### Task to carry out
Extract the full set of records, then give each one again exactly.

### Record extracts
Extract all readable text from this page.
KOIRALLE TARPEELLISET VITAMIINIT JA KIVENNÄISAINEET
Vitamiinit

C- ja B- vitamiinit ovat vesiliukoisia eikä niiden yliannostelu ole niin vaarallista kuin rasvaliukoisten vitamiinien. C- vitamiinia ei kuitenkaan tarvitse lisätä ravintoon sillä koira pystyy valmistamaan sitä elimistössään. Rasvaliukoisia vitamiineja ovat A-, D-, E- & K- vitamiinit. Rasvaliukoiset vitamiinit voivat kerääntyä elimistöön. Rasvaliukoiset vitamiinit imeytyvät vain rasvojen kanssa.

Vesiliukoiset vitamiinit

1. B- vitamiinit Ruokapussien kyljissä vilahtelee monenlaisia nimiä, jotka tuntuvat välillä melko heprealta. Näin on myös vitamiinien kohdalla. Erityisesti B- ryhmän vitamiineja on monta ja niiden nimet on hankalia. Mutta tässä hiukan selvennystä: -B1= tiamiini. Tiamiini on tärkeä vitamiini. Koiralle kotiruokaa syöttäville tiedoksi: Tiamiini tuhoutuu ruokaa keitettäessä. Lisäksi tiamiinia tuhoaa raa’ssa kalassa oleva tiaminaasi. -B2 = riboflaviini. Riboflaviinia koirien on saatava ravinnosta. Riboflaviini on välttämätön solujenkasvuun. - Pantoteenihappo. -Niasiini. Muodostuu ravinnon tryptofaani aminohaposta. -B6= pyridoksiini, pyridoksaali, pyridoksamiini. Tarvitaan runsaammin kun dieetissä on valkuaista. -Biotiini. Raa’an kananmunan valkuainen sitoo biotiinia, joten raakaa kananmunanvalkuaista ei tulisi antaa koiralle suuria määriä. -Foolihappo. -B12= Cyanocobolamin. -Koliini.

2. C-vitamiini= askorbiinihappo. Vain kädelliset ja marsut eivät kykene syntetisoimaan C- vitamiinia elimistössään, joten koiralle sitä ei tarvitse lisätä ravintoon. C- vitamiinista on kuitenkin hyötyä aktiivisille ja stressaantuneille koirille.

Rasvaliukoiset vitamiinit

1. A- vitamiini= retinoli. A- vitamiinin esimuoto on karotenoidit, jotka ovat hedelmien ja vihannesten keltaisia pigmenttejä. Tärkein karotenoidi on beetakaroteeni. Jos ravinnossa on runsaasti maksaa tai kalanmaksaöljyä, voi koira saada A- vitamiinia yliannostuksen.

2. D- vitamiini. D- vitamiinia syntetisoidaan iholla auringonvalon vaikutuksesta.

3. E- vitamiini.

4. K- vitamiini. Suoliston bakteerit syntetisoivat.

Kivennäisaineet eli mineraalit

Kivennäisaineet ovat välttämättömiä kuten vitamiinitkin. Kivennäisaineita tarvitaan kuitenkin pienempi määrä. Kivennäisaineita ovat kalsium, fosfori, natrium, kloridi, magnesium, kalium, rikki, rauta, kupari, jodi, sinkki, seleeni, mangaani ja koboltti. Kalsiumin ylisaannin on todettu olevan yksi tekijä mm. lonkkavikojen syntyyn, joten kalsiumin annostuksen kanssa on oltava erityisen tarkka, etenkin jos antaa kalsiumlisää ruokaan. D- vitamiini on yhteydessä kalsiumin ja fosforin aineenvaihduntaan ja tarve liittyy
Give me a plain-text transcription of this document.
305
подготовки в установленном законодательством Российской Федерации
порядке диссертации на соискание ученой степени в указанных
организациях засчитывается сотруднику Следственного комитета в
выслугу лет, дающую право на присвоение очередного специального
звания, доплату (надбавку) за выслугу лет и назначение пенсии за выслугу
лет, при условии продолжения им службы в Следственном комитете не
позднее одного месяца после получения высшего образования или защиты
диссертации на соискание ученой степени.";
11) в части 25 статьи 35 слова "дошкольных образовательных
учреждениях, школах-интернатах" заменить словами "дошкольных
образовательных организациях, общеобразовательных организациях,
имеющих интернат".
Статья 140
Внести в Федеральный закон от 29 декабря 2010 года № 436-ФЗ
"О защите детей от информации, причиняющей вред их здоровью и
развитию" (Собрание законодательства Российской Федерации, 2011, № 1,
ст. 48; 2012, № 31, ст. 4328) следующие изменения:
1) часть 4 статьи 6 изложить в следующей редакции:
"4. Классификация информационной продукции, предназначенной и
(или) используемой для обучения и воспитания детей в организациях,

### Solution to the exercise
Extract all readable text from this page.
KOIRALLE TARPEELLISET VITAMIINIT JA KIVENNÄISAINEET
Vitamiinit

C- ja B- vitamiinit ovat vesiliukoisia eikä niiden yliannostelu ole niin vaarallista kuin rasvaliukoisten vitamiinien. C- vitamiinia ei kuitenkaan tarvitse lisätä ravintoon sillä koira pystyy valmistamaan sitä elimistössään. Rasvaliukoisia vitamiineja ovat A-, D-, E- & K- vitamiinit. Rasvaliukoiset vitamiinit voivat kerääntyä elimistöön. Rasvaliukoiset vitamiinit imeytyvät vain rasvojen kanssa.

Vesiliukoiset vitamiinit

1. B- vitamiinit Ruokapussien kyljissä vilahtelee monenlaisia nimiä, jotka tuntuvat välillä melko heprealta. Näin on myös vitamiinien kohdalla. Erityisesti B- ryhmän vitamiineja on monta ja niiden nimet on hankalia. Mutta tässä hiukan selvennystä: -B1= tiamiini. Tiamiini on tärkeä vitamiini. Koiralle kotiruokaa syöttäville tiedoksi: Tiamiini tuhoutuu ruokaa keitettäessä. Lisäksi tiamiinia tuhoaa raa’ssa kalassa oleva tiaminaasi. -B2 = riboflaviini. Riboflaviinia koirien on saatava ravinnosta. Riboflaviini on välttämätön solujenkasvuun. - Pantoteenihappo. -Niasiini. Muodostuu ravinnon tryptofaani aminohaposta. -B6= pyridoksiini, pyridoksaali, pyridoksamiini. Tarvitaan runsaammin kun dieetissä on valkuaista. -Biotiini. Raa’an kananmunan valkuainen sitoo biotiinia, joten raakaa kananmunanvalkuaista ei tulisi antaa koiralle suuria määriä. -Foolihappo. -B12= Cyanocobolamin. -Koliini.

2. C-vitamiini= askorbiinihappo. Vain kädelliset ja marsut eivät kykene syntetisoimaan C- vitamiinia elimistössään, joten koiralle sitä ei tarvitse lisätä ravintoon. C- vitamiinista on kuitenkin hyötyä aktiivisille ja stressaantuneille koirille.

Rasvaliukoiset vitamiinit

1. A- vitamiini= retinoli. A- vitamiinin esimuoto on karotenoidit, jotka ovat hedelmien ja vihannesten keltaisia pigmenttejä. Tärkein karotenoidi on beetakaroteeni. Jos ravinnossa on runsaasti maksaa tai kalanmaksaöljyä, voi koira saada A- vitamiinia yliannostuksen.

2. D- vitamiini. D- vitamiinia syntetisoidaan iholla auringonvalon vaikutuksesta.

3. E- vitamiini.

4. K- vitamiini. Suoliston bakteerit syntetisoivat.

Kivennäisaineet eli mineraalit

Kivennäisaineet ovat välttämättömiä kuten vitamiinitkin. Kivennäisaineita tarvitaan kuitenkin pienempi määrä. Kivennäisaineita ovat kalsium, fosfori, natrium, kloridi, magnesium, kalium, rikki, rauta, kupari, jodi, sinkki, seleeni, mangaani ja koboltti. Kalsiumin ylisaannin on todettu olevan yksi tekijä mm. lonkkavikojen syntyyn, joten kalsiumin annostuksen kanssa on oltava erityisen tarkka, etenkin jos antaa kalsiumlisää ruokaan. D- vitamiini on yhteydessä kalsiumin ja fosforin aineenvaihduntaan ja tarve liittyy
Give me a plain-text transcription of this document.
305
подготовки в установленном законодательством Российской Федерации
порядке диссертации на соискание ученой степени в указанных
организациях засчитывается сотруднику Следственного комитета в
выслугу лет, дающую право на присвоение очередного специального
звания, доплату (надбавку) за выслугу лет и назначение пенсии за выслугу
лет, при условии продолжения им службы в Следственном комитете не
позднее одного месяца после получения высшего образования или защиты
диссертации на соискание ученой степени.";
11) в части 25 статьи 35 слова "дошкольных образовательных
учреждениях, школах-интернатах" заменить словами "дошкольных
образовательных организациях, общеобразовательных организациях,
имеющих интернат".
Статья 140
Внести в Федеральный закон от 29 декабря 2010 года № 436-ФЗ
"О защите детей от информации, причиняющей вред их здоровью и
развитию" (Собрание законодательства Российской Федерации, 2011, № 1,
ст. 48; 2012, № 31, ст. 4328) следующие изменения:
1) часть 4 статьи 6 изложить в следующей редакции:
"4. Классификация информационной продукции, предназначенной и
(или) используемой для обучения и воспитания детей в организациях,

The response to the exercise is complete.